Find each line containing the string "продукция". Copy it.

# START OF Listed records

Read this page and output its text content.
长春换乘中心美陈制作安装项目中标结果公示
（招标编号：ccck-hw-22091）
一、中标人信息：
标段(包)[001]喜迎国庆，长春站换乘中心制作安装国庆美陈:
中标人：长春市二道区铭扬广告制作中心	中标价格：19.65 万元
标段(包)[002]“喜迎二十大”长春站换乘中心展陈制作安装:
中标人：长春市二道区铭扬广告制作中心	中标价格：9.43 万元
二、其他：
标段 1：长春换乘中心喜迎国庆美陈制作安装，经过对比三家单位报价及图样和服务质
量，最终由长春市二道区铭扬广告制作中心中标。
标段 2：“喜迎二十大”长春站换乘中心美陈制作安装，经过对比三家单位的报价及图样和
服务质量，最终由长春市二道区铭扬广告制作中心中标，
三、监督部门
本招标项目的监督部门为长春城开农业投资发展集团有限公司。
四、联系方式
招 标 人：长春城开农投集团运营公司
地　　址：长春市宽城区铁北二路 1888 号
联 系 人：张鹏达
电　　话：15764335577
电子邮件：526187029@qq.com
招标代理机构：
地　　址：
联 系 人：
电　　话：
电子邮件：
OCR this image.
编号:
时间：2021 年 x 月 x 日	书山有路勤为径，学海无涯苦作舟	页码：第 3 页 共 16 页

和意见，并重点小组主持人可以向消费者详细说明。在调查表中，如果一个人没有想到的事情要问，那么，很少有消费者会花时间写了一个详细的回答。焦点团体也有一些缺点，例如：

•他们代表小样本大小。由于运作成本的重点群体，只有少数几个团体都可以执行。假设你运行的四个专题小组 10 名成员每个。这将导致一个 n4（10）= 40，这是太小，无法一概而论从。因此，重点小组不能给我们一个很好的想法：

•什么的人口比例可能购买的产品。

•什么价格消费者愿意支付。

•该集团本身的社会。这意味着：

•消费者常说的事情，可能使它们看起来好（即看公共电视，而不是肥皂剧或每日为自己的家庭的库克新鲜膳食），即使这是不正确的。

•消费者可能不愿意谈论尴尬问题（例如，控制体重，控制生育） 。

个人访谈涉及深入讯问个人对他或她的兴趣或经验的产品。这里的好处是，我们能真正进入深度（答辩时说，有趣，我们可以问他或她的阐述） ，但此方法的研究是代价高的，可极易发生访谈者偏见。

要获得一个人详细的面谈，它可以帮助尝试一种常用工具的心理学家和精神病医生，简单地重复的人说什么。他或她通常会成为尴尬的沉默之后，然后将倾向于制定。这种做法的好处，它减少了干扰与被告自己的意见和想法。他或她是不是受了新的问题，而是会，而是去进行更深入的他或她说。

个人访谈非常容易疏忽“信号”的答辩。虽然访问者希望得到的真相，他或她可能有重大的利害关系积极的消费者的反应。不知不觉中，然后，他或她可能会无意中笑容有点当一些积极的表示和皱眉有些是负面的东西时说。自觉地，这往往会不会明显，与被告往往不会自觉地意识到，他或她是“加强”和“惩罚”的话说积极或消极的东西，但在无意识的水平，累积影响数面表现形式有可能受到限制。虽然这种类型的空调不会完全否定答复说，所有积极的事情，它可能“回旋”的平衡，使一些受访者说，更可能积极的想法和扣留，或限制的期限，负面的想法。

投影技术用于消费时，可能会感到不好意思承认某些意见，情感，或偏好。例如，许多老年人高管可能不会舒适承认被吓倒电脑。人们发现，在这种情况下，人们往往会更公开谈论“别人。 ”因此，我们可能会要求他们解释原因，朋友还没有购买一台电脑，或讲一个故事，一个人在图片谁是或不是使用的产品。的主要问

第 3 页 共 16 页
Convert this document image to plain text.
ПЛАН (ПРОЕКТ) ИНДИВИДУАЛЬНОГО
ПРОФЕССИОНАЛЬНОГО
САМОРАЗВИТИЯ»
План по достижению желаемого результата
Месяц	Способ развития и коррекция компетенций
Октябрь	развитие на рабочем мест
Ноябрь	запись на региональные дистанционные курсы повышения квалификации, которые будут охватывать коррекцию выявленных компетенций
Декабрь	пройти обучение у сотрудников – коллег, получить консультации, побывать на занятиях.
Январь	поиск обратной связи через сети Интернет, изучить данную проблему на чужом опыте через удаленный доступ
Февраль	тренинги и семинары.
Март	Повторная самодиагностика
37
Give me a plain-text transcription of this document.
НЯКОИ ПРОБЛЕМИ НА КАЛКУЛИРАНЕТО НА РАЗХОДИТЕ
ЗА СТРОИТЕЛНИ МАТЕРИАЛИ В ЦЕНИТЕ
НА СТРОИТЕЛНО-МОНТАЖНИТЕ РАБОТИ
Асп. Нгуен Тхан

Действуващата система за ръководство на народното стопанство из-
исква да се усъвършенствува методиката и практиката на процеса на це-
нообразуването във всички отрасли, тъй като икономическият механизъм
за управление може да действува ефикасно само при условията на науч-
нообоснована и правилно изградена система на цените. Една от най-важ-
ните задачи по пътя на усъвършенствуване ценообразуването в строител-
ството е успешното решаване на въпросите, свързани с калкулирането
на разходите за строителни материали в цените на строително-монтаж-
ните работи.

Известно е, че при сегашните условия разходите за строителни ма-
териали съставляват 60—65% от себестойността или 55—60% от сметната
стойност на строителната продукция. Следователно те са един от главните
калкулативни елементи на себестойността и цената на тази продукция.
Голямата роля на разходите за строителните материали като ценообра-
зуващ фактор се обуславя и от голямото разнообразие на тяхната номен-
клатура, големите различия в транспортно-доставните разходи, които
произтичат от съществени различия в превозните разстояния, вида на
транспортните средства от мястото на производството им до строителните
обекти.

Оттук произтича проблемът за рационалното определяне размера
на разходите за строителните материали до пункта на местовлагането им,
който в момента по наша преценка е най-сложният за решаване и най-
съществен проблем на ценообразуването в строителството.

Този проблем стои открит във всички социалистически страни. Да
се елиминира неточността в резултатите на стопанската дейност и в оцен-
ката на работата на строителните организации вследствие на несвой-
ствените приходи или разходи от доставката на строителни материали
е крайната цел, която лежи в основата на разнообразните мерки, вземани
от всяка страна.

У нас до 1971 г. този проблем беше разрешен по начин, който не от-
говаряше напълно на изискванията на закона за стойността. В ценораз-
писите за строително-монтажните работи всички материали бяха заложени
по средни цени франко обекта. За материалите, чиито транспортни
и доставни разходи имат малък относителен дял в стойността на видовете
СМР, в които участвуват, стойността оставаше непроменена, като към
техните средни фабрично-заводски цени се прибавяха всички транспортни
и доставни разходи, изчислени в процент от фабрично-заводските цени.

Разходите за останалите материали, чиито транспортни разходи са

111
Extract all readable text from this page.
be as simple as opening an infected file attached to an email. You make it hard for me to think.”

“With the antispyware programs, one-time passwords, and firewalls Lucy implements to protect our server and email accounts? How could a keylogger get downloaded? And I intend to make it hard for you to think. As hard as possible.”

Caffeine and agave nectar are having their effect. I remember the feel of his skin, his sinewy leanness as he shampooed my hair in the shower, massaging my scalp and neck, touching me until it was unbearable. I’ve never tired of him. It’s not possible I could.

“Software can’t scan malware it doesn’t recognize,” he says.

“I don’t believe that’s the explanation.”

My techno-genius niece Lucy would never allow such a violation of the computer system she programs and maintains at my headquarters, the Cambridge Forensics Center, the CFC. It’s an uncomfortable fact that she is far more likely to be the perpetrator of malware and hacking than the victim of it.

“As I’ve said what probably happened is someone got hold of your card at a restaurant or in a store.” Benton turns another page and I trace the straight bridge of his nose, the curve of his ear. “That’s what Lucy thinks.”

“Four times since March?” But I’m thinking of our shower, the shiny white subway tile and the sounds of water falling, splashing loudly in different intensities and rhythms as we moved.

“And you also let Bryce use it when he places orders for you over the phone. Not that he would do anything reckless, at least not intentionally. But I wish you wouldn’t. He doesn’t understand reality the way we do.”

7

# END OF Listed records

> _Exercise output_:
стойност на строителната продукция. Следователно те са един от главните
калкулативни елементи на себестойността и цената на тази продукция.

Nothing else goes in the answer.